- [De opdrachten]
**A)** Met welke plantages begon in de 17de eeuw volgens de bespreking van het boek over de Preanger Rubber Maatschappij de plantage-economie?
**B)** Schrijf alstublieft verder aan de bespreking van het boek over de Preanger Rubber Maatschappij, te beginnen na de laatste zin.

── Geselecteerde tekst ──

Pionieren op Java; De Preanger
Rubber Maatschappij onder Amsterdamse regie 1909-1957; Peter Hellema; Walburg
Pers, 2014
Plantages zijn altijd de ruggegraat
van de Nederlands-Indische economie geweest. In de 17de eeuw begon dit met
nootmuskaatplantages op het eiland Banda in de Molukken, in de 18de eeuw kwam
koffie en in de 19de en 20ste eeuw volgden onder andere thee, kina, suikerriet,
rubber, palmolie en cacao. Kennis van de plantage-economie is dus noodzakelijk om
het verhaal van Nederlands-Indië te begrijpen. “Deze bedrijfsbiografie is
mogelijk exemplarisch voor veel bedrijven die in deze periode in
Nederlands-Indië actief waren”, zo staat er op de achterkant van het boek. Mijn
nieuwsgierigheid was hiermee gewekt.

───
── Lijst met records ──

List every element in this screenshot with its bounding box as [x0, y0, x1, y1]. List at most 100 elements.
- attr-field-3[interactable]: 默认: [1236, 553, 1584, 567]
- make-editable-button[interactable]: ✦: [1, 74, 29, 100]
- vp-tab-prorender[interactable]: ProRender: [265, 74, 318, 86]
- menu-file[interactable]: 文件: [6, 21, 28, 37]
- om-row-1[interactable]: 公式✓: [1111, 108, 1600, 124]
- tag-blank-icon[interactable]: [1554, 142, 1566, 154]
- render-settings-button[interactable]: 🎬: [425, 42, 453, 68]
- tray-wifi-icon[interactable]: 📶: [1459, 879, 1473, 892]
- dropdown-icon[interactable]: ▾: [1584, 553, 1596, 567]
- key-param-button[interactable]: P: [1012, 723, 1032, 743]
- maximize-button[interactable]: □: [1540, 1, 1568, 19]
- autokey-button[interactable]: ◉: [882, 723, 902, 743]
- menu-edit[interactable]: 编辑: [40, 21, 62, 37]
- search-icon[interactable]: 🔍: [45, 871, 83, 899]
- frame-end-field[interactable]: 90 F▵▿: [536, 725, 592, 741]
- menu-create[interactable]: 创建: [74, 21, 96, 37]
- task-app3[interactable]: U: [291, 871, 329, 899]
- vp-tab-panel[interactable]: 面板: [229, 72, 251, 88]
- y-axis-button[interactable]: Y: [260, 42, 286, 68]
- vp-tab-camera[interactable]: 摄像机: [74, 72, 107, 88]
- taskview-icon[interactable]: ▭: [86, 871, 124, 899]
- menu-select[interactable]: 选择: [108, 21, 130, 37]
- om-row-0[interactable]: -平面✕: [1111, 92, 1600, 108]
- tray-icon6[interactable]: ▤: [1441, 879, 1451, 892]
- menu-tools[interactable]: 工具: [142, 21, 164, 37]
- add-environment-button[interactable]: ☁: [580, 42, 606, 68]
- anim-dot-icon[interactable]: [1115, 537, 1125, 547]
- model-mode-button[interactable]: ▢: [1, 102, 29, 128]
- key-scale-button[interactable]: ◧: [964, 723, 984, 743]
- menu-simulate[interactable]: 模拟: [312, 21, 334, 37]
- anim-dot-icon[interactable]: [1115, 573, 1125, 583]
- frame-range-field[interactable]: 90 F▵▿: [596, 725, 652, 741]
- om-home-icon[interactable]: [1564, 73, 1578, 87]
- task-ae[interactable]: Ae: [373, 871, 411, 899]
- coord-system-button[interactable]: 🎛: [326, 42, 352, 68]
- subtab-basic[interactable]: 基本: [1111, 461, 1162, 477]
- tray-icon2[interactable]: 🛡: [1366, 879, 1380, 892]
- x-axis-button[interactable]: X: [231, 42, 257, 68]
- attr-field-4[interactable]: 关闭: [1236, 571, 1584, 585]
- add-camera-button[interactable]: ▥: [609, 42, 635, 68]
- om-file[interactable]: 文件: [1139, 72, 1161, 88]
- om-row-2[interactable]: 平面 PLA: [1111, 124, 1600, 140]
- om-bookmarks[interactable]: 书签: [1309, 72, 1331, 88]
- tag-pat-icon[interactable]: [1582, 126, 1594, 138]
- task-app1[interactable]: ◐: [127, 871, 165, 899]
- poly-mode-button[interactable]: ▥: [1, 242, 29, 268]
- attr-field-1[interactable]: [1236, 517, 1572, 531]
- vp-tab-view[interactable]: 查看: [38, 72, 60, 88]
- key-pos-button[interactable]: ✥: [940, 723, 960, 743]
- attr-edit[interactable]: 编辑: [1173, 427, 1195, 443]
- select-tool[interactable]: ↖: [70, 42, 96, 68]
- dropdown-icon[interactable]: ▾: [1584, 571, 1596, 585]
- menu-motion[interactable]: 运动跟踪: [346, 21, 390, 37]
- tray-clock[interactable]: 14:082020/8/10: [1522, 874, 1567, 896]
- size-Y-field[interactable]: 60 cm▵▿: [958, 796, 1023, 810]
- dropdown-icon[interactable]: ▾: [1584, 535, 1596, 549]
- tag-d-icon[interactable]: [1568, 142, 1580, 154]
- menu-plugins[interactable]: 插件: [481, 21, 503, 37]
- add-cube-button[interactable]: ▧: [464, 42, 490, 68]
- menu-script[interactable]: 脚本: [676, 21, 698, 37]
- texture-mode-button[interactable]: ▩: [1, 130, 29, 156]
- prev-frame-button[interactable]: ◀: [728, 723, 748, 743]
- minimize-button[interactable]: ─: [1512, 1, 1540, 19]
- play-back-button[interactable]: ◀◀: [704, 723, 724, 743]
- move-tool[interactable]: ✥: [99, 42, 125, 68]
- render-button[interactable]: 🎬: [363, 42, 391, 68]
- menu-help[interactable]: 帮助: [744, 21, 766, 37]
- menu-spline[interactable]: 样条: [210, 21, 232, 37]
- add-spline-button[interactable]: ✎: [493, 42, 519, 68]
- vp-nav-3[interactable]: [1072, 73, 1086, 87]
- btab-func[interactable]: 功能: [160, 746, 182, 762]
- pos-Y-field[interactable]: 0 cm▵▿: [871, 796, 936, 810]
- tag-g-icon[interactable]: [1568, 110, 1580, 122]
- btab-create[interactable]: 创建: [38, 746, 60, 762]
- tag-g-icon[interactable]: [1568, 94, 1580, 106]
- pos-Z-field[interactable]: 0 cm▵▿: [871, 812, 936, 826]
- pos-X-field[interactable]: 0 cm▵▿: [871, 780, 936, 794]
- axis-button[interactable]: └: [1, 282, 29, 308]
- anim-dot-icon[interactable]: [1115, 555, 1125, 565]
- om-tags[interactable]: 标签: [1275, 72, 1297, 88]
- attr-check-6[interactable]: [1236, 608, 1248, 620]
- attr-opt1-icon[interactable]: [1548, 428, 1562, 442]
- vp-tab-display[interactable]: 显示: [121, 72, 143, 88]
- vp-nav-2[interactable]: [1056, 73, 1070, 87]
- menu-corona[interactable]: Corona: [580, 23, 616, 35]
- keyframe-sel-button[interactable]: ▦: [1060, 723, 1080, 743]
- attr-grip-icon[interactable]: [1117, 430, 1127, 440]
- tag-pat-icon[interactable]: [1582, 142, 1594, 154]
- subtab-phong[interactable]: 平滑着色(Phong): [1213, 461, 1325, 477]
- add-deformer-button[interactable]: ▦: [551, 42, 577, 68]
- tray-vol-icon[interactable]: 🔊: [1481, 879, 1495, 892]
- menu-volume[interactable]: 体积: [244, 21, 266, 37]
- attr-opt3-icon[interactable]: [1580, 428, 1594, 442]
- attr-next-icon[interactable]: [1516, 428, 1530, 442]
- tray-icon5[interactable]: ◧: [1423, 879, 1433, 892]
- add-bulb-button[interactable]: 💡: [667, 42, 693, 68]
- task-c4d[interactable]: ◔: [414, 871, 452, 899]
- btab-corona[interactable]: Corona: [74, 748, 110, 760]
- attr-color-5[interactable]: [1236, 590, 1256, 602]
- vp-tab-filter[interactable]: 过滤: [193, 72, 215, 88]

───

- [Uitgewerkte opdrachten]
**A)** Met nootmuskaatplantages op het eiland Banda in de Molukken.

**B)**
Uit de inleiding blijkt dat de auteur
aan dit onderwerp begon door een koffer die hij toevallig in handen kreeg. Hierin
zaten stukken over een rubberplantage op Java. Na verdere bestudering besloot
hij dit boek te baseren op het gedetailleerde archief van De Preanger Rubber
Maatschappij, dat zich in het Nationaal Archief bevindt. Ondanks de opmerking
dat het exemplarisch zou zijn, wordt helaas nergens in het boek de casus
geplaatst in de grotere context van de Nederlands-Indische plantage-economie. De
tekst verzandt daardoor al snel in een chronologische opsomming van feiten,
productiecijfers en personeelswisselingen, die op deze manier weinig relevantie
hebben. Over sommige zaken, zoals over de verschillende soorten rubberbomen die
werden geplant, zou je juist iets meer achtergrondinformatie willen hebben, maar daar
wordt dan niet over uitgeweid. Het meest interessante deel vormt de Japanse
tijd, omdat hier duidelijk wordt gemaakt hoe het
Japanse bestuur omging met plantages in Nederlands-Indie. Verder kon het
boek mij helaas weinig boeien.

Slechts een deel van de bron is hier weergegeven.